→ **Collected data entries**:
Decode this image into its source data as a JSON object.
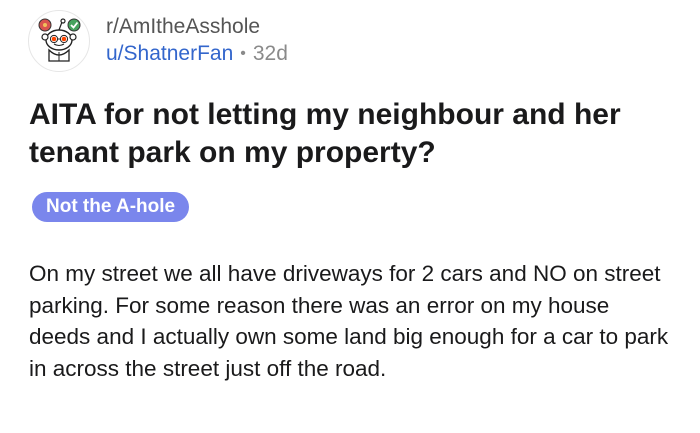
{
  "post": {
    "subreddit": "r/AmItheAsshole",
    "author": "u/ShatnerFan",
    "separator": "•",
    "age": "32d",
    "avatar_icon": "snoo-judge-icon",
    "title": "AITA for not letting my neighbour and her tenant park on my property?",
    "flair": "Not the A-hole",
    "body": "On my street we all have driveways for 2 cars and NO on street parking. For some reason there was an error on my house deeds and I actually own some land big enough for a car to park in across the street just off the road."
  },
  "colors": {
    "flair_background": "#7a86ec",
    "username": "#3366cc",
    "muted_text": "#8a8a8a",
    "primary_text": "#1a1a1b"
  }
}
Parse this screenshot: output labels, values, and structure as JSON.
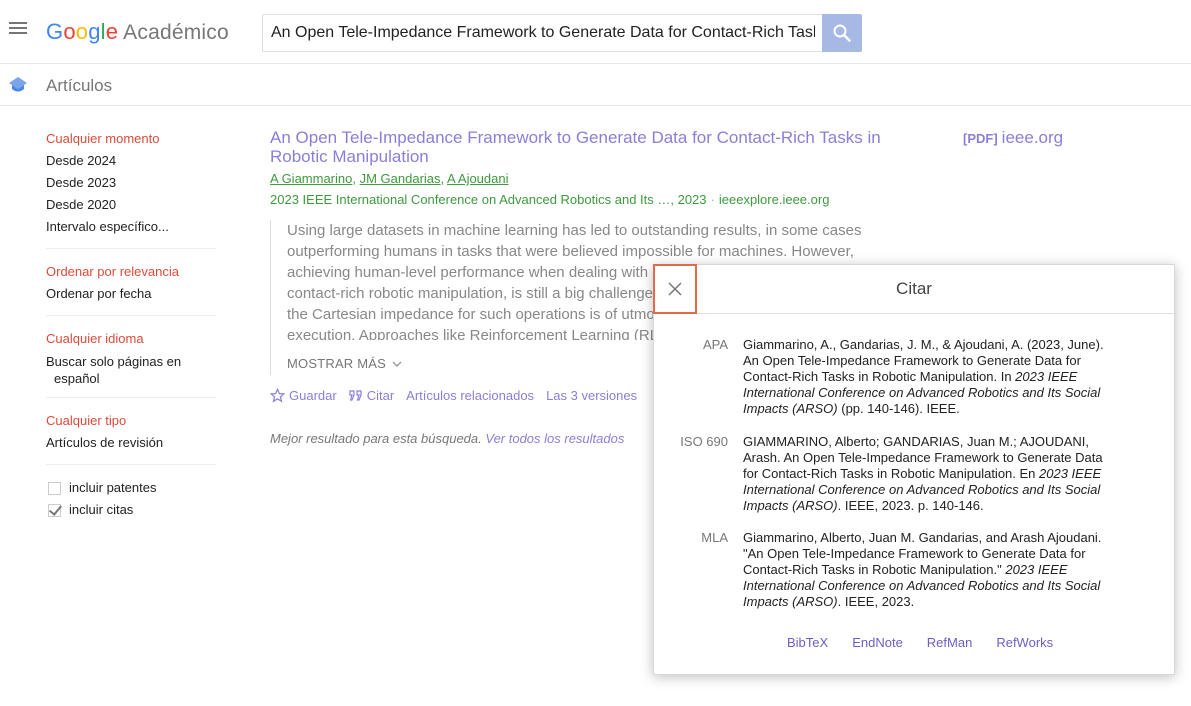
{
  "brand": {
    "google": "Google",
    "product": "Académico"
  },
  "search": {
    "query": "An Open Tele-Impedance Framework to Generate Data for Contact-Rich Tasks in Robotic Manipulation"
  },
  "subheader": {
    "title": "Artículos"
  },
  "sidebar": {
    "time": [
      "Cualquier momento",
      "Desde 2024",
      "Desde 2023",
      "Desde 2020",
      "Intervalo específico..."
    ],
    "sort": [
      "Ordenar por relevancia",
      "Ordenar por fecha"
    ],
    "lang_title": "Cualquier idioma",
    "lang_item_1": "Buscar solo páginas en",
    "lang_item_2": "español",
    "type": [
      "Cualquier tipo",
      "Artículos de revisión"
    ],
    "checks": [
      {
        "label": "incluir patentes",
        "checked": false
      },
      {
        "label": "incluir citas",
        "checked": true
      }
    ]
  },
  "result": {
    "title": "An Open Tele-Impedance Framework to Generate Data for Contact-Rich Tasks in Robotic Manipulation",
    "authors": [
      "A Giammarino",
      "JM Gandarias",
      "A Ajoudani"
    ],
    "venue": "2023 IEEE International Conference on Advanced Robotics and Its …, 2023",
    "source": "ieeexplore.ieee.org",
    "abstract": "Using large datasets in machine learning has led to outstanding results, in some cases outperforming humans in tasks that were believed impossible for machines. However, achieving human-level performance when dealing with physically interactive tasks, eg, in contact-rich robotic manipulation, is still a big challenge. It is well known that regulating the Cartesian impedance for such operations is of utmost importance for their successful execution. Approaches like Reinforcement Learning (RL) can be a promising",
    "more": "MOSTRAR MÁS",
    "actions": {
      "save": "Guardar",
      "cite": "Citar",
      "related": "Artículos relacionados",
      "versions": "Las 3 versiones"
    },
    "best_text": "Mejor resultado para esta búsqueda.",
    "best_link": "Ver todos los resultados"
  },
  "pdf": {
    "tag": "[PDF]",
    "domain": "ieee.org"
  },
  "dialog": {
    "title": "Citar",
    "apa_label": "APA",
    "apa_plain": "Giammarino, A., Gandarias, J. M., & Ajoudani, A. (2023, June). An Open Tele-Impedance Framework to Generate Data for Contact-Rich Tasks in Robotic Manipulation. In ",
    "apa_italic": "2023 IEEE International Conference on Advanced Robotics and Its Social Impacts (ARSO)",
    "apa_tail": " (pp. 140-146). IEEE.",
    "iso_label": "ISO 690",
    "iso_plain": "GIAMMARINO, Alberto; GANDARIAS, Juan M.; AJOUDANI, Arash. An Open Tele-Impedance Framework to Generate Data for Contact-Rich Tasks in Robotic Manipulation. En ",
    "iso_italic": "2023 IEEE International Conference on Advanced Robotics and Its Social Impacts (ARSO)",
    "iso_tail": ". IEEE, 2023. p. 140-146.",
    "mla_label": "MLA",
    "mla_plain": "Giammarino, Alberto, Juan M. Gandarias, and Arash Ajoudani. \"An Open Tele-Impedance Framework to Generate Data for Contact-Rich Tasks in Robotic Manipulation.\" ",
    "mla_italic": "2023 IEEE International Conference on Advanced Robotics and Its Social Impacts (ARSO)",
    "mla_tail": ". IEEE, 2023.",
    "links": [
      "BibTeX",
      "EndNote",
      "RefMan",
      "RefWorks"
    ]
  },
  "colors": {
    "link": "#8a7fd8",
    "green": "#3d9a3d",
    "active": "#dd4b39",
    "close_border": "#e06b4b"
  }
}
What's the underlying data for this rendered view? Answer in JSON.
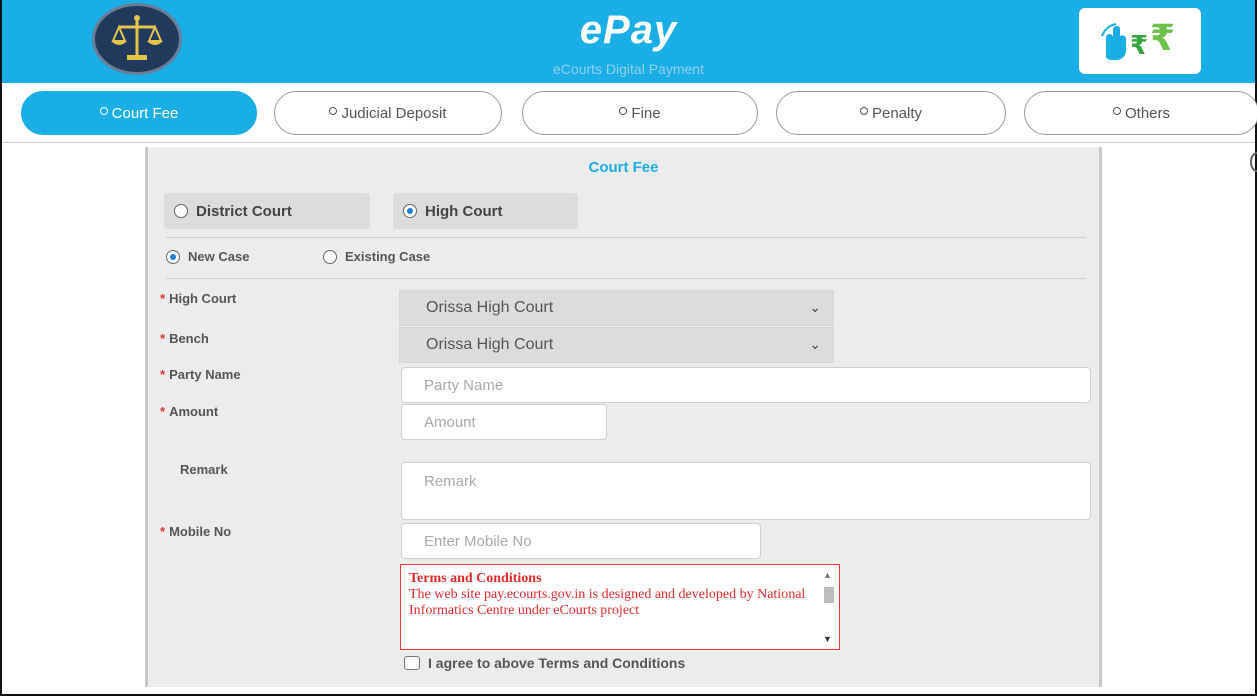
{
  "header": {
    "title": "ePay",
    "subtitle": "eCourts Digital Payment",
    "colors": {
      "primary": "#1aaee6",
      "white": "#ffffff"
    }
  },
  "tabs": [
    {
      "label": "Court Fee",
      "active": true
    },
    {
      "label": "Judicial Deposit",
      "active": false
    },
    {
      "label": "Fine",
      "active": false
    },
    {
      "label": "Penalty",
      "active": false
    },
    {
      "label": "Others",
      "active": false
    }
  ],
  "form": {
    "title": "Court Fee",
    "court_types": [
      {
        "label": "District Court",
        "selected": false
      },
      {
        "label": "High Court",
        "selected": true
      }
    ],
    "case_types": [
      {
        "label": "New Case",
        "selected": true
      },
      {
        "label": "Existing Case",
        "selected": false
      }
    ],
    "fields": {
      "high_court": {
        "label": "High Court",
        "value": "Orissa High Court",
        "required": "*"
      },
      "bench": {
        "label": "Bench",
        "value": "Orissa High Court",
        "required": "*"
      },
      "party_name": {
        "label": "Party Name",
        "placeholder": "Party Name",
        "required": "*"
      },
      "amount": {
        "label": "Amount",
        "placeholder": "Amount",
        "required": "*"
      },
      "remark": {
        "label": "Remark",
        "placeholder": "Remark"
      },
      "mobile": {
        "label": "Mobile No",
        "placeholder": "Enter Mobile No",
        "required": "*"
      }
    },
    "terms": {
      "heading": "Terms and Conditions",
      "text": "The web site pay.ecourts.gov.in is designed and developed by National Informatics Centre under eCourts project"
    },
    "agree_label": "I agree to above Terms and Conditions"
  }
}
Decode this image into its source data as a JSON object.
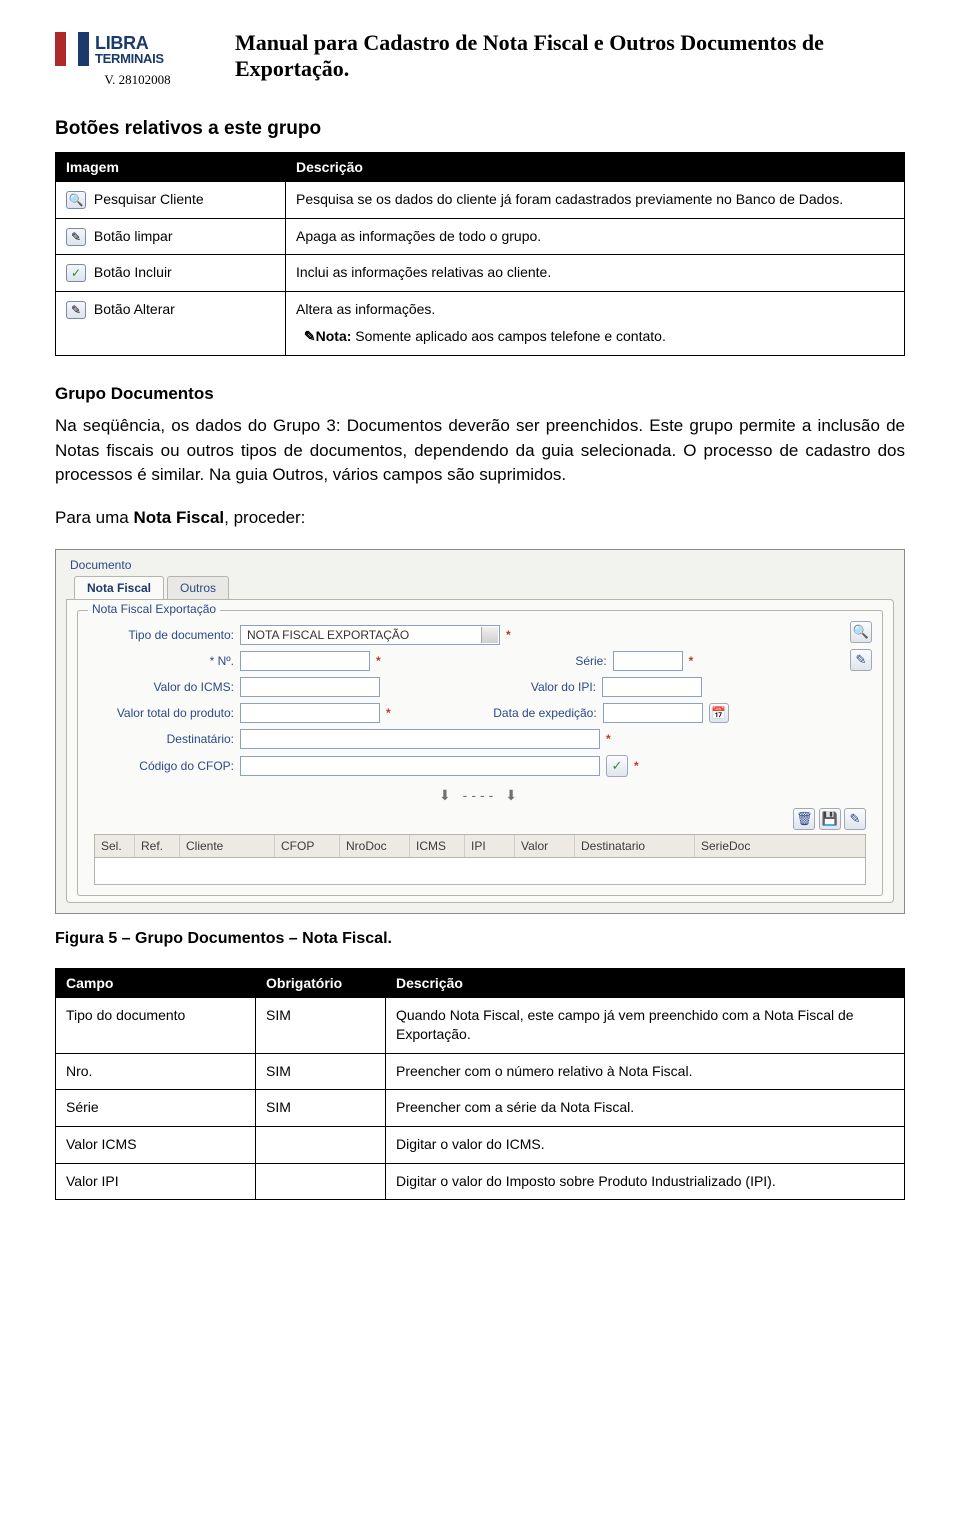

→ **Task requirements**: Search the data for "Juan". Copy every line that has it.

→ **Full output**:
    "iso_plain": "GIAMMARINO, Alberto; GANDARIAS, Juan M.; AJOUDANI, Arash. An Open Tele-Impedance Framework to Generate Data for Contact-Rich Tasks in Robotic Manipulation. En ",
    "mla_plain": "Giammarino, Alberto, Juan M. Gandarias, and Arash Ajoudani. \"An Open Tele-Impedance Framework to Generate Data for Contact-Rich Tasks in Robotic Manipulation.\" ",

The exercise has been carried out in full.